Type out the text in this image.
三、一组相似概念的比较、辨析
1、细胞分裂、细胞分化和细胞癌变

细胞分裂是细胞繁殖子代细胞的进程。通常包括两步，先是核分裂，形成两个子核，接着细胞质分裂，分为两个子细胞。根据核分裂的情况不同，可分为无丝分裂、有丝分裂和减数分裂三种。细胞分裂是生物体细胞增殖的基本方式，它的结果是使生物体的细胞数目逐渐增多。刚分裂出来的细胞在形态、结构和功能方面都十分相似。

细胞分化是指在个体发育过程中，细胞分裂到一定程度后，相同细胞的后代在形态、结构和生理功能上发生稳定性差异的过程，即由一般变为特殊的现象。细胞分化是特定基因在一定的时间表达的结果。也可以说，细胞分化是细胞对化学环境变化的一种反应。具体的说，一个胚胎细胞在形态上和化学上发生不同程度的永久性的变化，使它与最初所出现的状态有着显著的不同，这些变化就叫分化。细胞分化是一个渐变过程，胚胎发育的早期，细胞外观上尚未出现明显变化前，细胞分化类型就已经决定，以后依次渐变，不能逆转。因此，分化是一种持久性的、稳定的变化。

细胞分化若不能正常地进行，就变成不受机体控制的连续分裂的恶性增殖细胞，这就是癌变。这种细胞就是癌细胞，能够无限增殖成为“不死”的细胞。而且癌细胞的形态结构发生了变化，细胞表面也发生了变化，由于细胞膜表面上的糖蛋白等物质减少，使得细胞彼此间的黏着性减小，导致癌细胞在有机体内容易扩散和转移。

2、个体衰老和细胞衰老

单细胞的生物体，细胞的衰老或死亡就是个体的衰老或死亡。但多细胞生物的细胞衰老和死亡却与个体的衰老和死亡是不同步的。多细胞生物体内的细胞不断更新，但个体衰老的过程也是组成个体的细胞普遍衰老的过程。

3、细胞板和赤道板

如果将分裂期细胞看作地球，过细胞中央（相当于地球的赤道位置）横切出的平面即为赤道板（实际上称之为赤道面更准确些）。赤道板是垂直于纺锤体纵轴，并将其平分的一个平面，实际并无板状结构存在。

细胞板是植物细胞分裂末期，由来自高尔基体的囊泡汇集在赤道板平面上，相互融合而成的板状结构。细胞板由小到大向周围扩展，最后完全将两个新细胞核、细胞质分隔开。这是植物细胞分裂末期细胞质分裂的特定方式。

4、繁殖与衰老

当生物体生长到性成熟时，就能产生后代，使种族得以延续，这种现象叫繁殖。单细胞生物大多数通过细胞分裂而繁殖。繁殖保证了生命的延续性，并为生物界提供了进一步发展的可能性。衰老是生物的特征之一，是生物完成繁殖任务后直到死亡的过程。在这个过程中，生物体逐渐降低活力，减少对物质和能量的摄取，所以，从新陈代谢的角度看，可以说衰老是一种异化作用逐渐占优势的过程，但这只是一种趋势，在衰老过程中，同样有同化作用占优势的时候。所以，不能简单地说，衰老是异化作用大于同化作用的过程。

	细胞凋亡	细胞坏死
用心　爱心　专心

══════════════════════════════

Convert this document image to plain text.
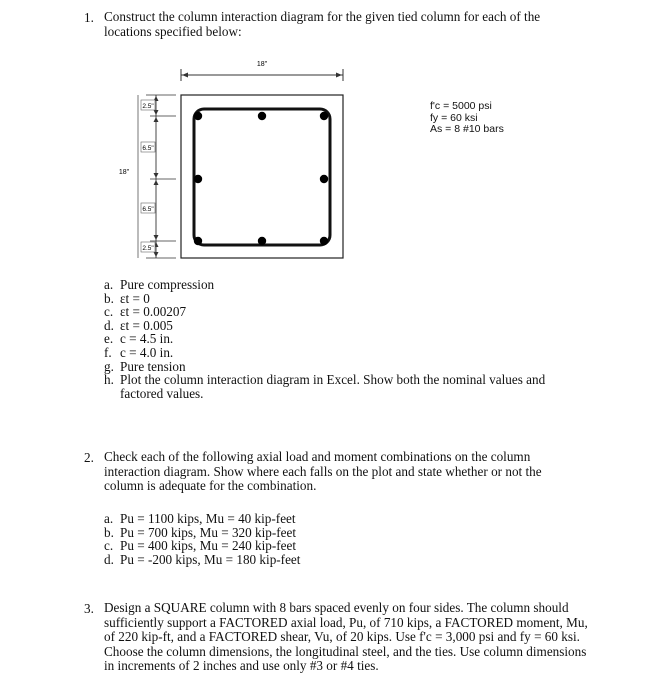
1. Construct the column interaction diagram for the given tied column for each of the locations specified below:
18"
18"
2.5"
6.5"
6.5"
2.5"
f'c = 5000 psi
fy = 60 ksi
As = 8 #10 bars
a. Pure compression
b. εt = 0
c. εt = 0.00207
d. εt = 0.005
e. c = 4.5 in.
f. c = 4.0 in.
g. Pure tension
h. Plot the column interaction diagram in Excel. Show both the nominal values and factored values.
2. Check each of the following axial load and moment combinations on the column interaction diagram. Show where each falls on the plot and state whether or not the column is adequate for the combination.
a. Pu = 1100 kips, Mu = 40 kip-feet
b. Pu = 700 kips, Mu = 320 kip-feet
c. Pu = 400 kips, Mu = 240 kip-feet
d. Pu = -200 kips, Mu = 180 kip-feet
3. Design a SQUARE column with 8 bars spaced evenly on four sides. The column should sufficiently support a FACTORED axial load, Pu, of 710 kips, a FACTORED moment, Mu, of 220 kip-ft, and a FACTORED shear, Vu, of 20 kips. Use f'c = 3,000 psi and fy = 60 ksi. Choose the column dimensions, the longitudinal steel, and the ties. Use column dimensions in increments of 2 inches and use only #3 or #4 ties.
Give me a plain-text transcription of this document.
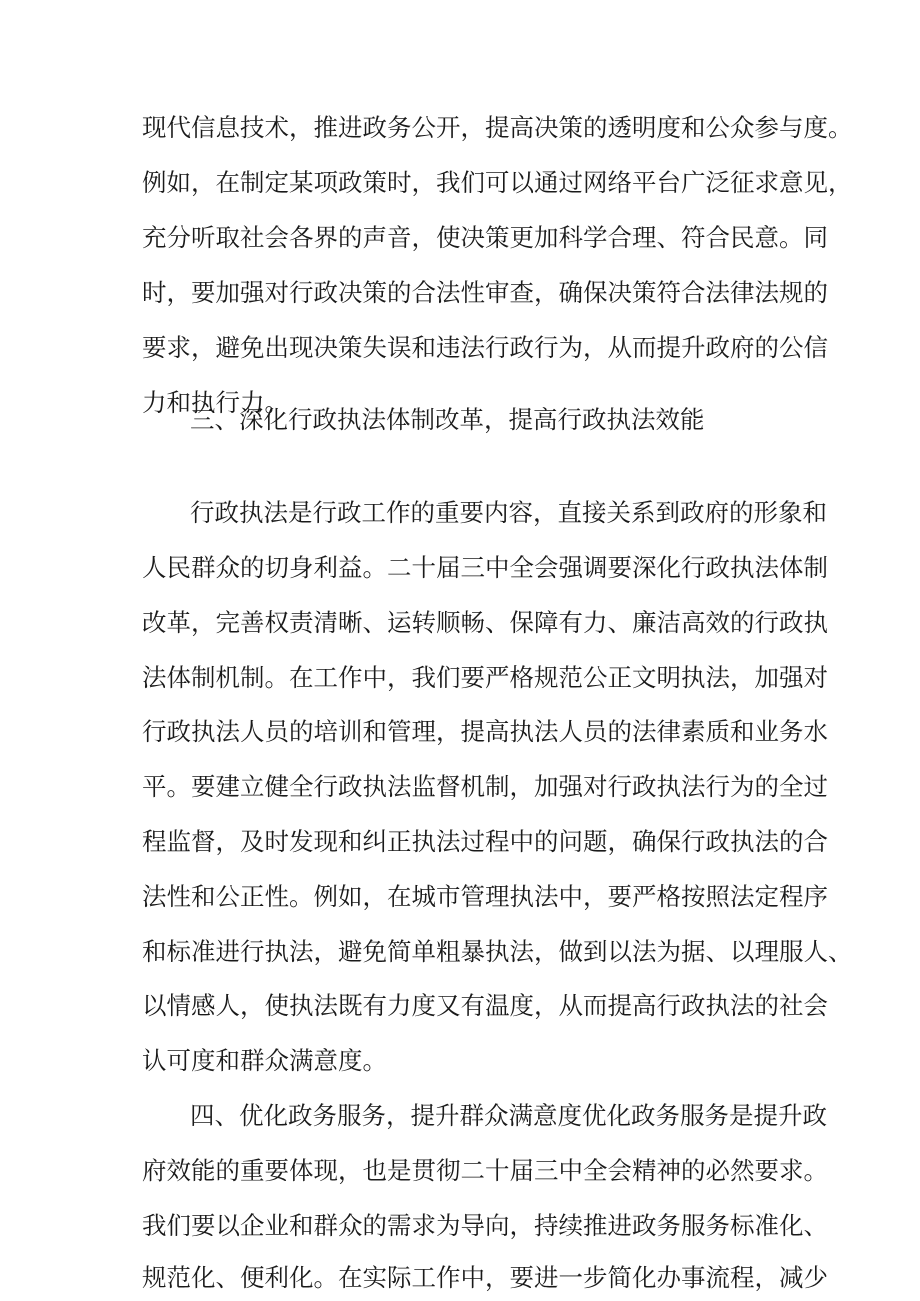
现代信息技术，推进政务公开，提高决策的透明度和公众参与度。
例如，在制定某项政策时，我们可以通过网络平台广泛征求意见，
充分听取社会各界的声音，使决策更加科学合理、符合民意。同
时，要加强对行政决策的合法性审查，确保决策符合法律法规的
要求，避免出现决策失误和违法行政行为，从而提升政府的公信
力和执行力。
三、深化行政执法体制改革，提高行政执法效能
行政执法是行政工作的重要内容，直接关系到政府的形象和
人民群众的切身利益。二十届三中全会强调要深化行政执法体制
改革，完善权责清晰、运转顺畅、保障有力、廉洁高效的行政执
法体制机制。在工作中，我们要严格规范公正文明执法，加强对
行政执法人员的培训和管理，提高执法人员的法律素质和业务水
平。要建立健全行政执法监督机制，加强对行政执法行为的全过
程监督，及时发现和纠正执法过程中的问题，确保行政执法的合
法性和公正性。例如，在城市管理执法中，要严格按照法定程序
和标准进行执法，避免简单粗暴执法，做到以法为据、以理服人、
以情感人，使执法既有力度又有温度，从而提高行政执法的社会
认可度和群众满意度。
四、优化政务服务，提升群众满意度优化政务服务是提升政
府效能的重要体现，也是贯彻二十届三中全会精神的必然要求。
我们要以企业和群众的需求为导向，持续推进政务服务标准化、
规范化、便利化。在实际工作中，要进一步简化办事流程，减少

══════════════════════════════

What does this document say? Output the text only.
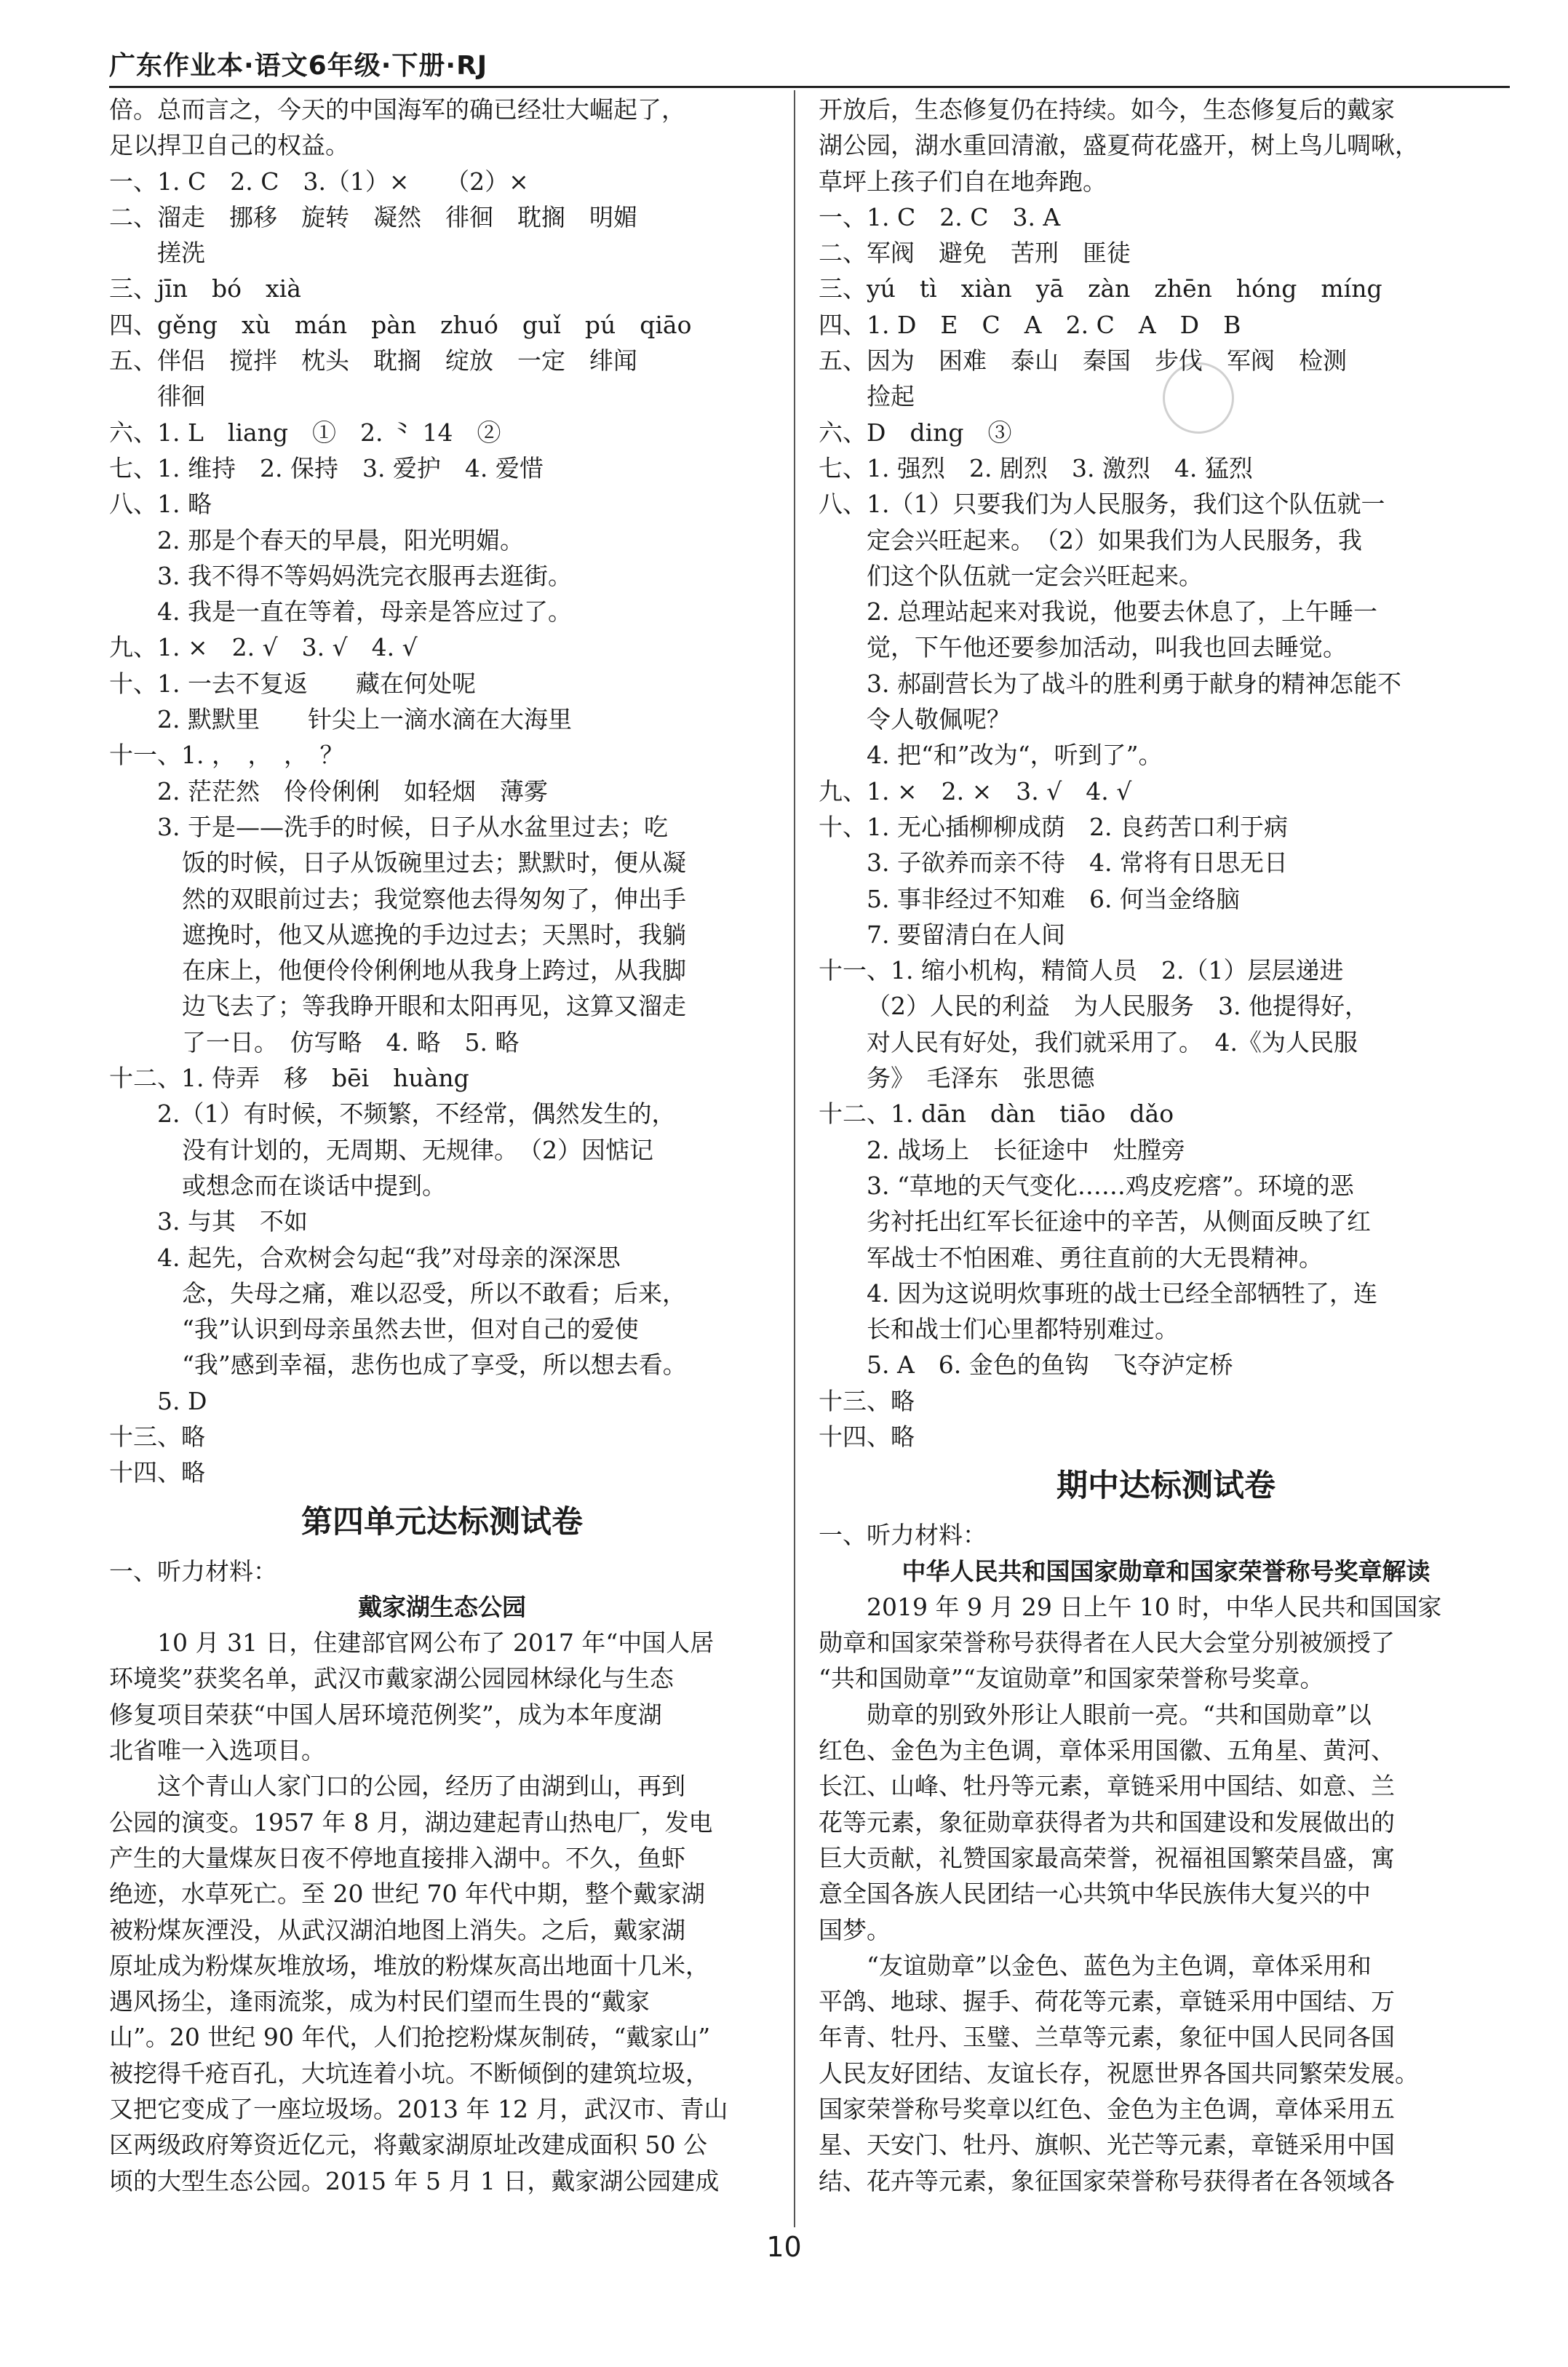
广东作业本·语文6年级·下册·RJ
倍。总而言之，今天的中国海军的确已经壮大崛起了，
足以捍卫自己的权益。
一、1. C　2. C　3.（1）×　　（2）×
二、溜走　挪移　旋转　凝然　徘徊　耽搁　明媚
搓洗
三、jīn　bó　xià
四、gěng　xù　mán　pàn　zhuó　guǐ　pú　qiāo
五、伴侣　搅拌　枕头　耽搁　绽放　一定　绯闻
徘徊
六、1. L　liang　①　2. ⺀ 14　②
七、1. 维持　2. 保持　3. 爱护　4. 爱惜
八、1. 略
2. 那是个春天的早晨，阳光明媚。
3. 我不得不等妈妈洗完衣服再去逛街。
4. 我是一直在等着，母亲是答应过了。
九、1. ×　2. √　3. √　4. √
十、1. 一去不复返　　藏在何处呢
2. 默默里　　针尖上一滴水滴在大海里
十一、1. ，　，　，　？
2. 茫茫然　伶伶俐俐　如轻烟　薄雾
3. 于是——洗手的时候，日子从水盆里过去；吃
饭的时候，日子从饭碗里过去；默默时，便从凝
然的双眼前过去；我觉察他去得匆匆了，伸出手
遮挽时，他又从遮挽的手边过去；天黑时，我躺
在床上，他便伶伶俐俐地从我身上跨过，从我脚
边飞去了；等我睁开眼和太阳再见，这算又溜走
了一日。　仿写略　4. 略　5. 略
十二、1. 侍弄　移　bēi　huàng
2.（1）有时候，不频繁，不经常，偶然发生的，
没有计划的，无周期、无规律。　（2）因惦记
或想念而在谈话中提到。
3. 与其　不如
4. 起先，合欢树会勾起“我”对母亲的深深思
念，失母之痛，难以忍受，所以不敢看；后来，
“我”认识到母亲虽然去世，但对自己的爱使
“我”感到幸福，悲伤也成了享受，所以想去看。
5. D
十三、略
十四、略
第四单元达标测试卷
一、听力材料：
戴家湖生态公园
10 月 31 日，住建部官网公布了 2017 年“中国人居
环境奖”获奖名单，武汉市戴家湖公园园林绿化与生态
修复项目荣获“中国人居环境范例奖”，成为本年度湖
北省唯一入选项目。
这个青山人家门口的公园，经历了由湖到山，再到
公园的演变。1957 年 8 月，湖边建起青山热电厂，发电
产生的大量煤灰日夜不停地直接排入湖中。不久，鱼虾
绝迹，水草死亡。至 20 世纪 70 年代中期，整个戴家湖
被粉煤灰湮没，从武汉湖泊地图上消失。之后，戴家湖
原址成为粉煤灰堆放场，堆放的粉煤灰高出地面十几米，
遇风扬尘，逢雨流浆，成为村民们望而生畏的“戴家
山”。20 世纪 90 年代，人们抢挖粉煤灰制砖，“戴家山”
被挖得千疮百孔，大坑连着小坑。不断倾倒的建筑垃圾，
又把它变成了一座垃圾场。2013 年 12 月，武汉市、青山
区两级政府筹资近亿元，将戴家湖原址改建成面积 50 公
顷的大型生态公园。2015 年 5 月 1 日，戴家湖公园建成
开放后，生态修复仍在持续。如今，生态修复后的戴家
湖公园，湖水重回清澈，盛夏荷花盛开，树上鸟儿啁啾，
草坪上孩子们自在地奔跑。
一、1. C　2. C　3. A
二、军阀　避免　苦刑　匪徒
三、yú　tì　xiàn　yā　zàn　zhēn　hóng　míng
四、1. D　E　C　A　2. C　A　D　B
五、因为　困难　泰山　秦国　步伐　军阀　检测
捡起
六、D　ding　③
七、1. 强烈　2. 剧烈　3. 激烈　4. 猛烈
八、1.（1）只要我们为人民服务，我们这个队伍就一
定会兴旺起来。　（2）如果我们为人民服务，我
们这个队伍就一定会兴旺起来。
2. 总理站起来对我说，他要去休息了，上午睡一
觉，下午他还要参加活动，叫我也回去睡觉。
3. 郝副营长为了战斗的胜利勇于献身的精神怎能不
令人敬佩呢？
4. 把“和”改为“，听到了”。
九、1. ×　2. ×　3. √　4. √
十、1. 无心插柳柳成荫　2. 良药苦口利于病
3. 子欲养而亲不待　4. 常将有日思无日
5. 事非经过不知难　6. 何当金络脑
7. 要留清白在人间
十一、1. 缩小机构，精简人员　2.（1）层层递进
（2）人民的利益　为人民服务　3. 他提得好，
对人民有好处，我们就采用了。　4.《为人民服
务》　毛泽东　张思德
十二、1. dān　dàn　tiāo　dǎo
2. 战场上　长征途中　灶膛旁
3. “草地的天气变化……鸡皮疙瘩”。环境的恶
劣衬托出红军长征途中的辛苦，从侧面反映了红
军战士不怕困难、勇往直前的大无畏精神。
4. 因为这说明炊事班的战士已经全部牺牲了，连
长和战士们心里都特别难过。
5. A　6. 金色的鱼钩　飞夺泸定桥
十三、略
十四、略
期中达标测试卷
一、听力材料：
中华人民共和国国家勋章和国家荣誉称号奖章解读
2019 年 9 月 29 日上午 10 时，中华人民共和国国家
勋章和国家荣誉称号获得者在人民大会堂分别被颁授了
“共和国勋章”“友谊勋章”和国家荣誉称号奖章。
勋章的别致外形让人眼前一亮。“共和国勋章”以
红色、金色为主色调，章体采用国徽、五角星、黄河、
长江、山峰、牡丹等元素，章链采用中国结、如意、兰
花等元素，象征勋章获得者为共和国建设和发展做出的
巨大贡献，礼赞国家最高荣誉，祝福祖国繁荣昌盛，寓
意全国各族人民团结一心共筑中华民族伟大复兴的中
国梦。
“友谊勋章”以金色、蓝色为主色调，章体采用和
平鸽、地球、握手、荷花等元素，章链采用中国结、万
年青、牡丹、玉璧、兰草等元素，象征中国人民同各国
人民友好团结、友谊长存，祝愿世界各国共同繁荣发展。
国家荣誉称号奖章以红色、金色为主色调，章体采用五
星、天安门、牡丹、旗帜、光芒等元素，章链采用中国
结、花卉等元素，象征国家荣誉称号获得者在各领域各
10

══════════════════════════════

PROBLEM DESCRIPTION: Scan the data for the word "feet" and copy every line where it shows up.

CORRECT ANSWER:
a. Pu = 1100 kips, Mu = 40 kip-feet
b. Pu = 700 kips, Mu = 320 kip-feet
c. Pu = 400 kips, Mu = 240 kip-feet
d. Pu = -200 kips, Mu = 180 kip-feet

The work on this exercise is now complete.